-- Provided passage follows --

Urotensin II induces migration of endothelial progenitor cells via activation of the RhoA/Rho kinase pathway.

Tohoku J Exp Med 2009 Dec;219(4):283-8

Department of Cardiology, Renmin Hospital of Wuhan University, Wuhan, P.R. China.

Urotensin II (UII) is a vasoactive peptide with many potent effects in the cardiorenovascular system and may be involved in the pathogenesis of atherosclerosis. Cardiovascular risk factors are often accompanied by reduced numbers of endothelial progenitor cells (EPCs) and their impaired migratory capacity. However, the role of UII in the migration of EPCs has not been reported so far. The aim of this study was to investigate whether UII influences the chemotactic function of bone marrow-derived EPCs and the possible signaling mechanisms involved. As a ligand for the orphan G-protein coupled receptor 14 (GPR14, UT receptor), UII exerts vasoactive functions through activation of the RhoA/Rho kinase pathway. We therefore analyzed the expression of GPR14 mRNA and protein, the activation of RhoA kinase and the phosphorylation of myosin light chain (MLC) in EPCs, isolated from the rat bone marrow. EPCs of 1-4 passages expressed GPR14 mRNA and protein. Chemotaxis assays were performed using Transwell cell-culture chambers with UII (10(-10)-10(-6) M), showing that UII induced chemotaxis of EPCs in a concentration-dependent manner after 3-h treatment (all p < 0.05), with the highest value (about 3-fold increase) at 10(-8) M. UII caused rapid activation of RhoA and increased phosphorylation of MLC. Conversely, a Rho-kinase inhibitor Y-27632 prevented the UII-induced migration and the phosphorylation of MLC. In conclusion, GPR14/UT receptor is expressed in EPCs, and UII induces migration of EPCs via activation of the RhoA/Rho kinase pathway. These findings provide new insights into the actions of UII in atherosclerosis.

-- Provided passage concluded --
-- Study material follows --

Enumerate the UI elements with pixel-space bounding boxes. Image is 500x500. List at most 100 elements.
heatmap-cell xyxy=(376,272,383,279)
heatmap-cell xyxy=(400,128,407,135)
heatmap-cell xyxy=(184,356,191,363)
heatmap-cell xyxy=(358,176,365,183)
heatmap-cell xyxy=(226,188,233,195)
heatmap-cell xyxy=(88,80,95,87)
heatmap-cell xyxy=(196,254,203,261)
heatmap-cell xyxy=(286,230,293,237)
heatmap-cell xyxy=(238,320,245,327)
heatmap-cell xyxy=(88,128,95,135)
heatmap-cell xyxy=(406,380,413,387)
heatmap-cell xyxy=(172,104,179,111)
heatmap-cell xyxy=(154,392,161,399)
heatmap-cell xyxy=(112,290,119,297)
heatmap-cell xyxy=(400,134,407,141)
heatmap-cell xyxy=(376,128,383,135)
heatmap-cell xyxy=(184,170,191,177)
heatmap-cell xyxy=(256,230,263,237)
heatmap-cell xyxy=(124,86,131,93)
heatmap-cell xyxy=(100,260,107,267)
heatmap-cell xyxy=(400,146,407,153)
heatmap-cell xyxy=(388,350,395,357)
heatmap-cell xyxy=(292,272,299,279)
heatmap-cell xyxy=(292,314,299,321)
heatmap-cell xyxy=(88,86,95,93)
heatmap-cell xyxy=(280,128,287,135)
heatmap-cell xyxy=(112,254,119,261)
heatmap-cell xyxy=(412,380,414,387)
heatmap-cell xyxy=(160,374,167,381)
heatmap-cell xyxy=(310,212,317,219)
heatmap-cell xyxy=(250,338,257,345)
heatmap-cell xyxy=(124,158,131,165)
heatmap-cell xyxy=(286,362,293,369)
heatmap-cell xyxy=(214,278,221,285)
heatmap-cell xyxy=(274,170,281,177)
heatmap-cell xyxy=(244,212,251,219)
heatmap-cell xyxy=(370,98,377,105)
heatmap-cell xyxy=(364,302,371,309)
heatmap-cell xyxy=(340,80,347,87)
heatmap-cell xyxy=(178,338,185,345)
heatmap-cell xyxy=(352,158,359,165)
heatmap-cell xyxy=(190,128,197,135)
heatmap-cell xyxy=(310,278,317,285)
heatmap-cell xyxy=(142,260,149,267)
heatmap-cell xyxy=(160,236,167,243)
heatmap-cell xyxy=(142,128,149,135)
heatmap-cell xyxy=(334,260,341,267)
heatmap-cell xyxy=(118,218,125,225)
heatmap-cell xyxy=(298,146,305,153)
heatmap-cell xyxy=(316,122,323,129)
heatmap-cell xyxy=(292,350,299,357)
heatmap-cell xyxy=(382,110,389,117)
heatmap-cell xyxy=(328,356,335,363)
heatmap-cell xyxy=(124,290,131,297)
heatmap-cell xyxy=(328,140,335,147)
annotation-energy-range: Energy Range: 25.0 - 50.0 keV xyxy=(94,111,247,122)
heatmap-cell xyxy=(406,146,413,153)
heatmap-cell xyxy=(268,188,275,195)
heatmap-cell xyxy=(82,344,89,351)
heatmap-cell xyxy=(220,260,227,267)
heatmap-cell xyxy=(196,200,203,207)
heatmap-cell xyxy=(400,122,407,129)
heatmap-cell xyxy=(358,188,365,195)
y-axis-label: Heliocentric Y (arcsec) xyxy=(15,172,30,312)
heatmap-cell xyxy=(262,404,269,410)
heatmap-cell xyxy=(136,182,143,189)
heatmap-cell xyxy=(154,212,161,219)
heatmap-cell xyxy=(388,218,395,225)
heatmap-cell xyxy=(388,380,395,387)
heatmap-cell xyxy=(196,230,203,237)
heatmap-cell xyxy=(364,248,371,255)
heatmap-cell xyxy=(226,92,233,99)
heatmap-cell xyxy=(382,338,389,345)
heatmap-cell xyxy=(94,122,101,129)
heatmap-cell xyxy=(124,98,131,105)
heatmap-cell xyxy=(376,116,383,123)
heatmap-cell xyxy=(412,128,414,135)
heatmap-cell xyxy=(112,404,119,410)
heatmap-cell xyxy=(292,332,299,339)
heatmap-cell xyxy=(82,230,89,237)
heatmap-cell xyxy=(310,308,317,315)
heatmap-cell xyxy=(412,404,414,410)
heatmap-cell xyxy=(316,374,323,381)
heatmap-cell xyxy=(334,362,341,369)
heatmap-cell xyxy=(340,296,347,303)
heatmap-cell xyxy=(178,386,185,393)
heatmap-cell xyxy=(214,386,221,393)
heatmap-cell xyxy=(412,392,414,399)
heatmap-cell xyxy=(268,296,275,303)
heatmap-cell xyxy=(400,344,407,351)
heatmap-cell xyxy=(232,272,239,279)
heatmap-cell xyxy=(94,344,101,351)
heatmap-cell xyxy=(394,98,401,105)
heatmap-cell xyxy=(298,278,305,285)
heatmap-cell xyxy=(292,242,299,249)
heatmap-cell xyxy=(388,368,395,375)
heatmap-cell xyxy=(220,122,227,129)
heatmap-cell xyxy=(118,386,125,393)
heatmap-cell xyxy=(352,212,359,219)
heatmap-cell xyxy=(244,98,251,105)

-- Study material concluded --

## Problems to solve
**A.** In the urotensin II abstract, at which UII concentration did EPC chemotaxis reach its highest value?
**B.** Write out everything in the urotensin II abstract from "Urotensin II induces" down to "Wuhan, P.R. China.".

## Results of the exercise
**A.** 10(-8) M, with about a 3-fold increase.

**B.**
Urotensin II induces migration of endothelial progenitor cells via activation of the RhoA/Rho kinase pathway.

Tohoku J Exp Med 2009 Dec;219(4):283-8

Department of Cardiology, Renmin Hospital of Wuhan University, Wuhan, P.R. China.